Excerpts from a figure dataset
————————

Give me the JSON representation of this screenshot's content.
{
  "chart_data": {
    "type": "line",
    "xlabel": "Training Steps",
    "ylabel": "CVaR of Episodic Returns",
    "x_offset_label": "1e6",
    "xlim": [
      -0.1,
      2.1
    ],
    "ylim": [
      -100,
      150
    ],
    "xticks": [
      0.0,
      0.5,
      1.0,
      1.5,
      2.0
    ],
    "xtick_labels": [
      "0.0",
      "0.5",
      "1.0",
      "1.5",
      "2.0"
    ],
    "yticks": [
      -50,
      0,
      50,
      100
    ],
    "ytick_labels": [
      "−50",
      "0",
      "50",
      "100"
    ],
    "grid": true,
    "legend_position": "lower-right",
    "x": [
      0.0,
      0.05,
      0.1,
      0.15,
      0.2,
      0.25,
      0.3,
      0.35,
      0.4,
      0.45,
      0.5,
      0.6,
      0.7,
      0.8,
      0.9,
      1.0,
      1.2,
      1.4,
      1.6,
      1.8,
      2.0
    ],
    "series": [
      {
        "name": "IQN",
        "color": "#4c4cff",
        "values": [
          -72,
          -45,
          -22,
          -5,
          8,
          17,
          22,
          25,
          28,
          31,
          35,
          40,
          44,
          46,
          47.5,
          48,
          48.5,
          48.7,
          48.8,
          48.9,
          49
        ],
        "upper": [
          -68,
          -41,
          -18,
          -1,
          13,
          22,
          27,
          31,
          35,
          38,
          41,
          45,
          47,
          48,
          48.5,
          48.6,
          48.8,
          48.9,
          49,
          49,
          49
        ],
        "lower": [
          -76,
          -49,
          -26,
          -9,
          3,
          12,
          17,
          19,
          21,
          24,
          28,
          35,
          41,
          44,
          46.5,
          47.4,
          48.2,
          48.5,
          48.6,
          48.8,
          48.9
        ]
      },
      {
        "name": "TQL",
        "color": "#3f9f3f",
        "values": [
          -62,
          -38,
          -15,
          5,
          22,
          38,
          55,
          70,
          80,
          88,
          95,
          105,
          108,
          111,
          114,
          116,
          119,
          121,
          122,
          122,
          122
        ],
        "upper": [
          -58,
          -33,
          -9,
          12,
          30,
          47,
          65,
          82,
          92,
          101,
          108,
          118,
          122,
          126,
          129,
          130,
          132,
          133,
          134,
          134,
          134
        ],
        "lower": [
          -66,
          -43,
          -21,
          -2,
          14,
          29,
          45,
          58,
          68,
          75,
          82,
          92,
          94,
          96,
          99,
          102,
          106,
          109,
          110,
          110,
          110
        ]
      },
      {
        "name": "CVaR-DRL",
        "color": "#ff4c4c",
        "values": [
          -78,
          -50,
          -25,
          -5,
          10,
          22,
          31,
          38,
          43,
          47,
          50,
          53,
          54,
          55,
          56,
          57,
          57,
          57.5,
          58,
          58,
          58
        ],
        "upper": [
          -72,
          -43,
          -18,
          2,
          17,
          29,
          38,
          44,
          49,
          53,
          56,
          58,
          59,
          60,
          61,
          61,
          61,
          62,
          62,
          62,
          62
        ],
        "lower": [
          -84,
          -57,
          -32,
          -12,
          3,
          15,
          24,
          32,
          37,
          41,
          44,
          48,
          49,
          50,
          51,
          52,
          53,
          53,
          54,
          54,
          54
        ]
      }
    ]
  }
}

————————

PROMPT: Give a word-for-word copy of the records.

SOLUTION:
Give me the JSON representation of this screenshot's content.
{
  "chart_data": {
    "type": "line",
    "xlabel": "Training Steps",
    "ylabel": "CVaR of Episodic Returns",
    "x_offset_label": "1e6",
    "xlim": [
      -0.1,
      2.1
    ],
    "ylim": [
      -100,
      150
    ],
    "xticks": [
      0.0,
      0.5,
      1.0,
      1.5,
      2.0
    ],
    "xtick_labels": [
      "0.0",
      "0.5",
      "1.0",
      "1.5",
      "2.0"
    ],
    "yticks": [
      -50,
      0,
      50,
      100
    ],
    "ytick_labels": [
      "−50",
      "0",
      "50",
      "100"
    ],
    "grid": true,
    "legend_position": "lower-right",
    "x": [
      0.0,
      0.05,
      0.1,
      0.15,
      0.2,
      0.25,
      0.3,
      0.35,
      0.4,
      0.45,
      0.5,
      0.6,
      0.7,
      0.8,
      0.9,
      1.0,
      1.2,
      1.4,
      1.6,
      1.8,
      2.0
    ],
    "series": [
      {
        "name": "IQN",
        "color": "#4c4cff",
        "values": [
          -72,
          -45,
          -22,
          -5,
          8,
          17,
          22,
          25,
          28,
          31,
          35,
          40,
          44,
          46,
          47.5,
          48,
          48.5,
          48.7,
          48.8,
          48.9,
          49
        ],
        "upper": [
          -68,
          -41,
          -18,
          -1,
          13,
          22,
          27,
          31,
          35,
          38,
          41,
          45,
          47,
          48,
          48.5,
          48.6,
          48.8,
          48.9,
          49,
          49,
          49
        ],
        "lower": [
          -76,
          -49,
          -26,
          -9,
          3,
          12,
          17,
          19,
          21,
          24,
          28,
          35,
          41,
          44,
          46.5,
          47.4,
          48.2,
          48.5,
          48.6,
          48.8,
          48.9
        ]
      },
      {
        "name": "TQL",
        "color": "#3f9f3f",
        "values": [
          -62,
          -38,
          -15,
          5,
          22,
          38,
          55,
          70,
          80,
          88,
          95,
          105,
          108,
          111,
          114,
          116,
          119,
          121,
          122,
          122,
          122
        ],
        "upper": [
          -58,
          -33,
          -9,
          12,
          30,
          47,
          65,
          82,
          92,
          101,
          108,
          118,
          122,
          126,
          129,
          130,
          132,
          133,
          134,
          134,
          134
        ],
        "lower": [
          -66,
          -43,
          -21,
          -2,
          14,
          29,
          45,
          58,
          68,
          75,
          82,
          92,
          94,
          96,
          99,
          102,
          106,
          109,
          110,
          110,
          110
        ]
      },
      {
        "name": "CVaR-DRL",
        "color": "#ff4c4c",
        "values": [
          -78,
          -50,
          -25,
          -5,
          10,
          22,
          31,
          38,
          43,
          47,
          50,
          53,
          54,
          55,
          56,
          57,
          57,
          57.5,
          58,
          58,
          58
        ],
        "upper": [
          -72,
          -43,
          -18,
          2,
          17,
          29,
          38,
          44,
          49,
          53,
          56,
          58,
          59,
          60,
          61,
          61,
          61,
          62,
          62,
          62,
          62
        ],
        "lower": [
          -84,
          -57,
          -32,
          -12,
          3,
          15,
          24,
          32,
          37,
          41,
          44,
          48,
          49,
          50,
          51,
          52,
          53,
          53,
          54,
          54,
          54
        ]
      }
    ]
  }
}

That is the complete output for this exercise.